■ **Instructions for the task**
Say the number of lines containing the string "گرفته", and say nothing else.

(Data records)

******************************

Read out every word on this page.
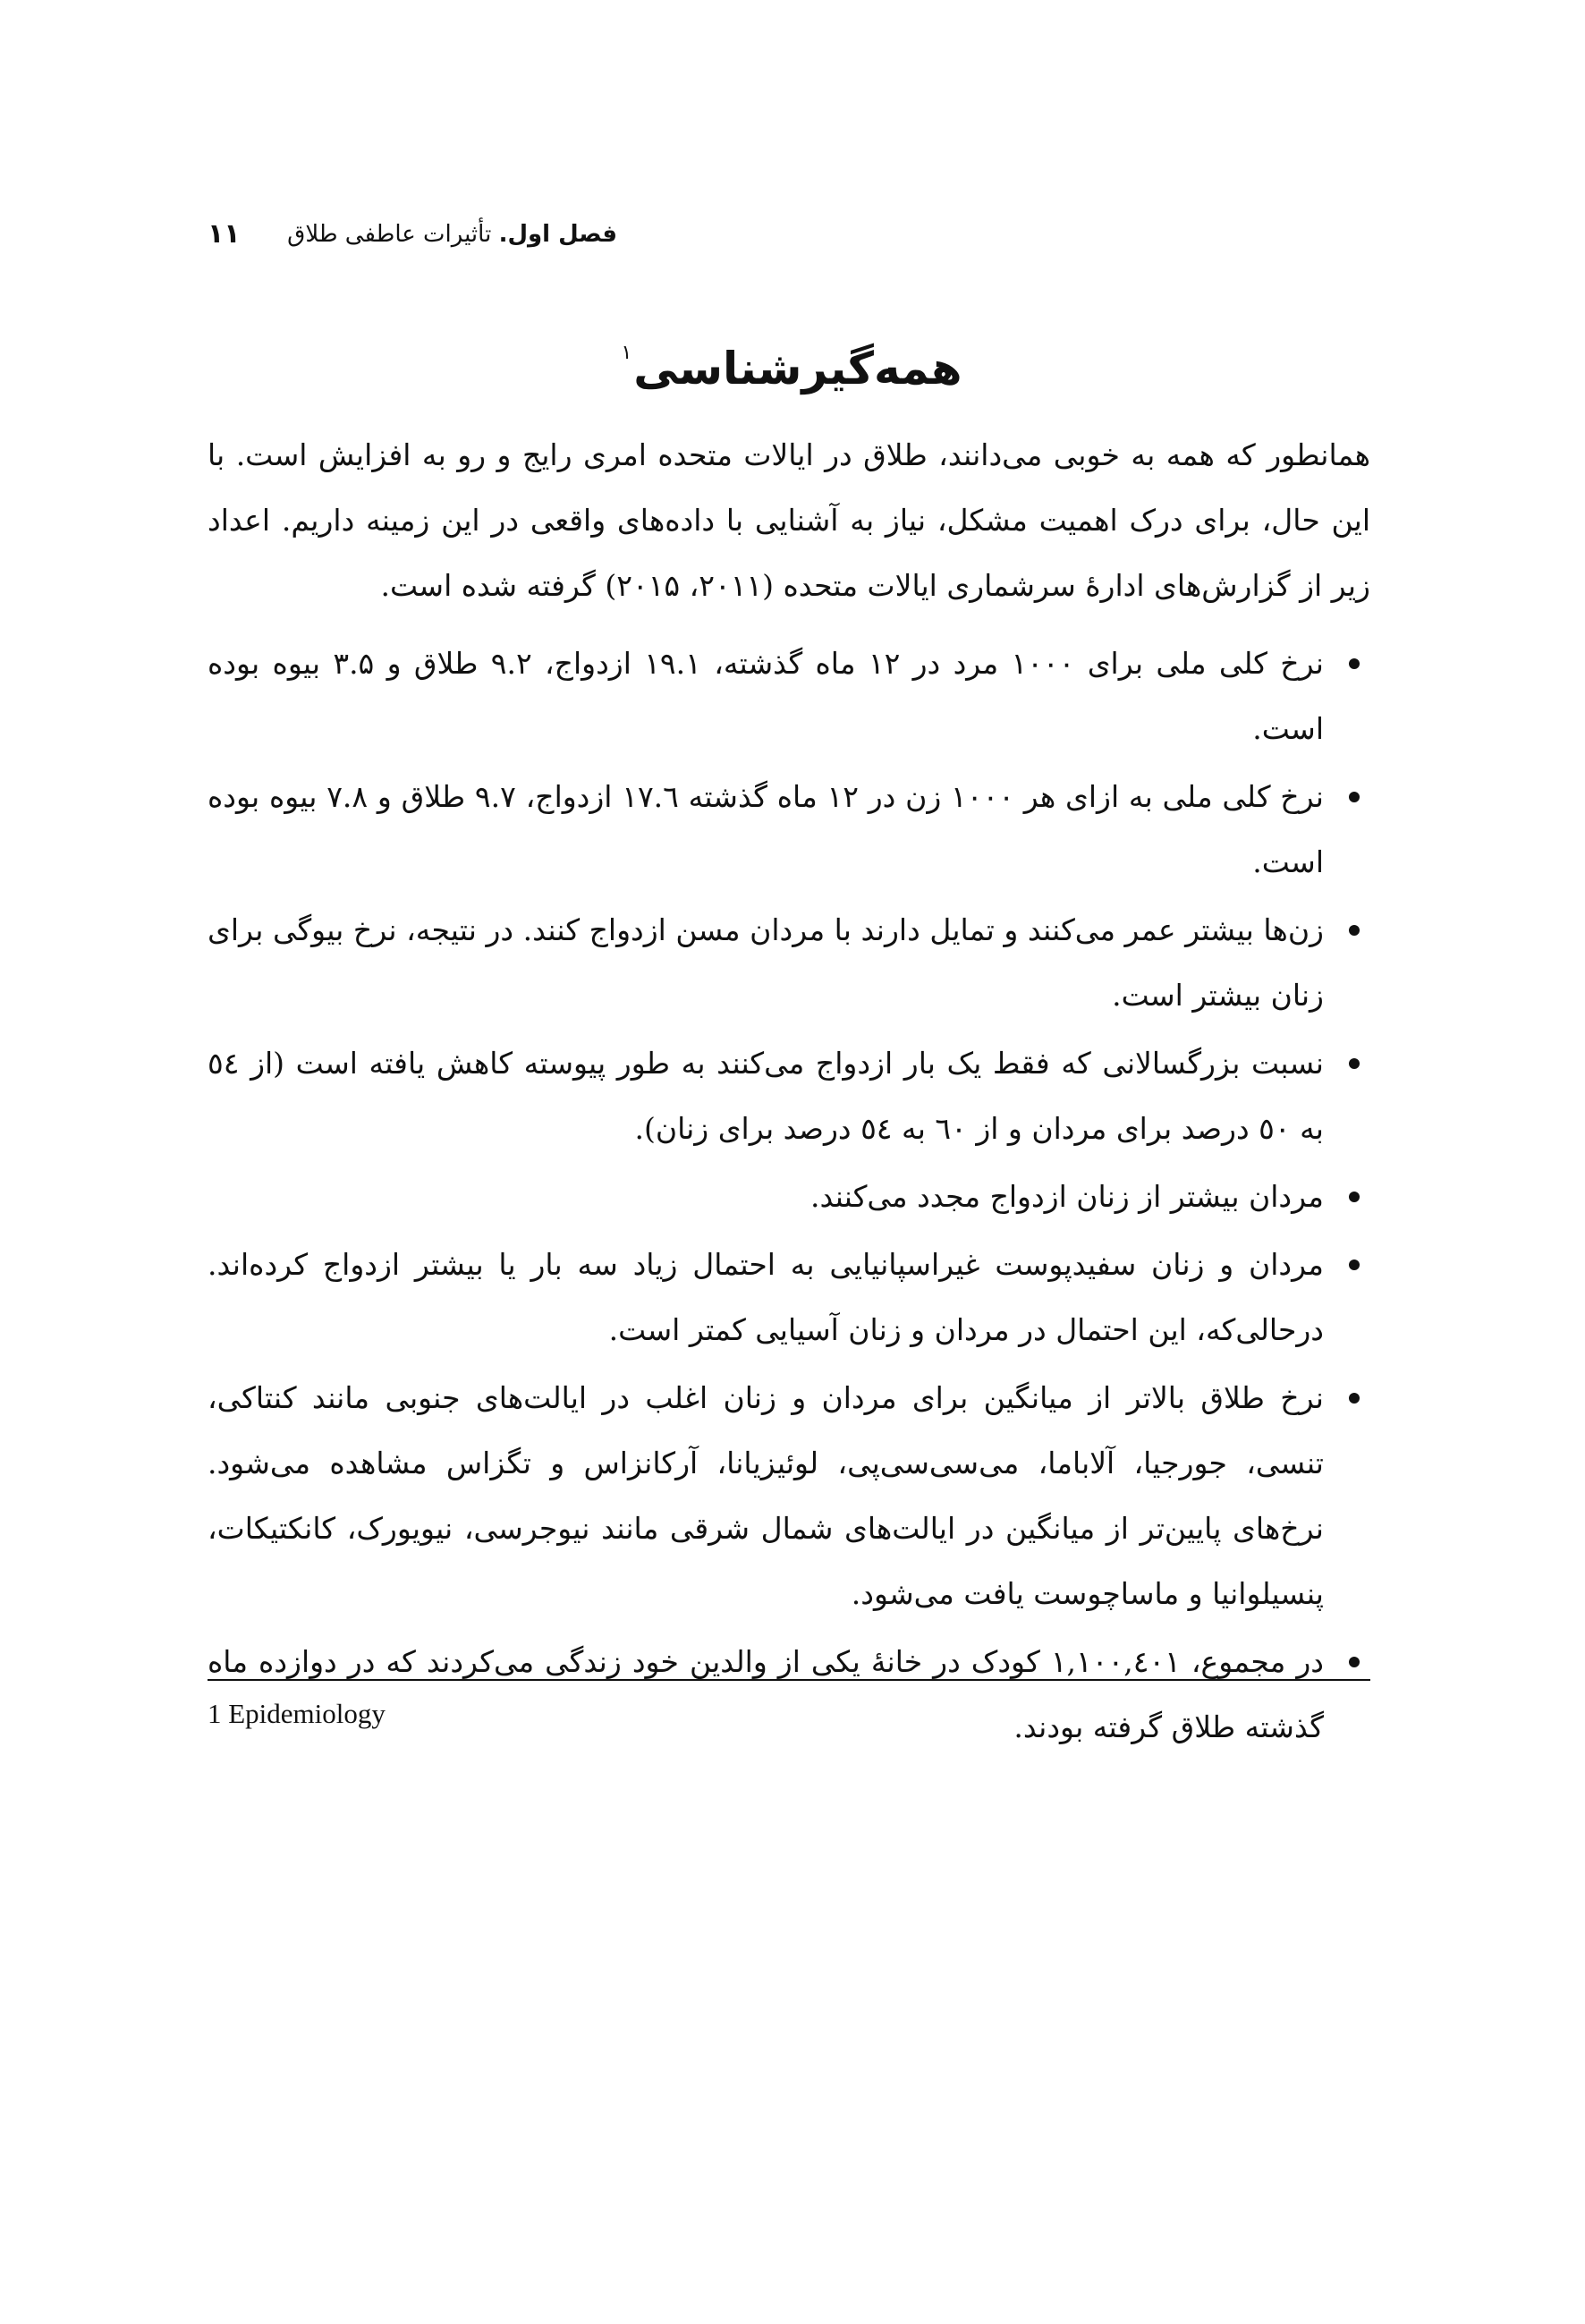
۱۱	فصل اول. تأثیرات عاطفی طلاق
همه‌گیرشناسی$^۱$

همانطور که همه به خوبی می‌دانند، طلاق در ایالات متحده امری رایج و رو به افزایش است. با این حال، برای درک اهمیت مشکل، نیاز به آشنایی با داده‌های واقعی در این زمینه داریم. اعداد زیر از گزارش‌های ادارهٔ سرشماری ایالات متحده (۲۰۱۱، ۲۰۱۵) گرفته شده است.

نرخ کلی ملی برای ۱۰۰۰ مرد در ۱۲ ماه گذشته، ۱۹.۱ ازدواج، ۹.۲ طلاق و ۳.۵ بیوه بوده است.
نرخ کلی ملی به ازای هر ۱۰۰۰ زن در ۱۲ ماه گذشته ۱۷.٦ ازدواج، ۹.۷ طلاق و ۷.۸ بیوه بوده است.
زن‌ها بیشتر عمر می‌کنند و تمایل دارند با مردان مسن ازدواج کنند. در نتیجه، نرخ بیوگی برای زنان بیشتر است.
نسبت بزرگسالانی که فقط یک بار ازدواج می‌کنند به طور پیوسته کاهش یافته است (از ٥٤ به ٥٠ درصد برای مردان و از ٦٠ به ٥٤ درصد برای زنان).
مردان بیشتر از زنان ازدواج مجدد می‌کنند.
مردان و زنان سفیدپوست غیراسپانیایی به احتمال زیاد سه بار یا بیشتر ازدواج کرده‌اند. درحالی‌که، این احتمال در مردان و زنان آسیایی کمتر است.
نرخ طلاق بالاتر از میانگین برای مردان و زنان اغلب در ایالت‌های جنوبی مانند کنتاکی، تنسی، جورجیا، آلاباما، می‌سی‌سی‌پی، لوئیزیانا، آرکانزاس و تگزاس مشاهده می‌شود. نرخ‌های پایین‌تر از میانگین در ایالت‌های شمال شرقی مانند نیوجرسی، نیویورک، کانکتیکات، پنسیلوانیا و ماساچوست یافت می‌شود.
در مجموع، ۱,۱۰۰,٤۰۱ کودک در خانهٔ یکی از والدین خود زندگی می‌کردند که در دوازده ماه گذشته طلاق گرفته بودند.
1 Epidemiology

******************************

■ **The solution**
2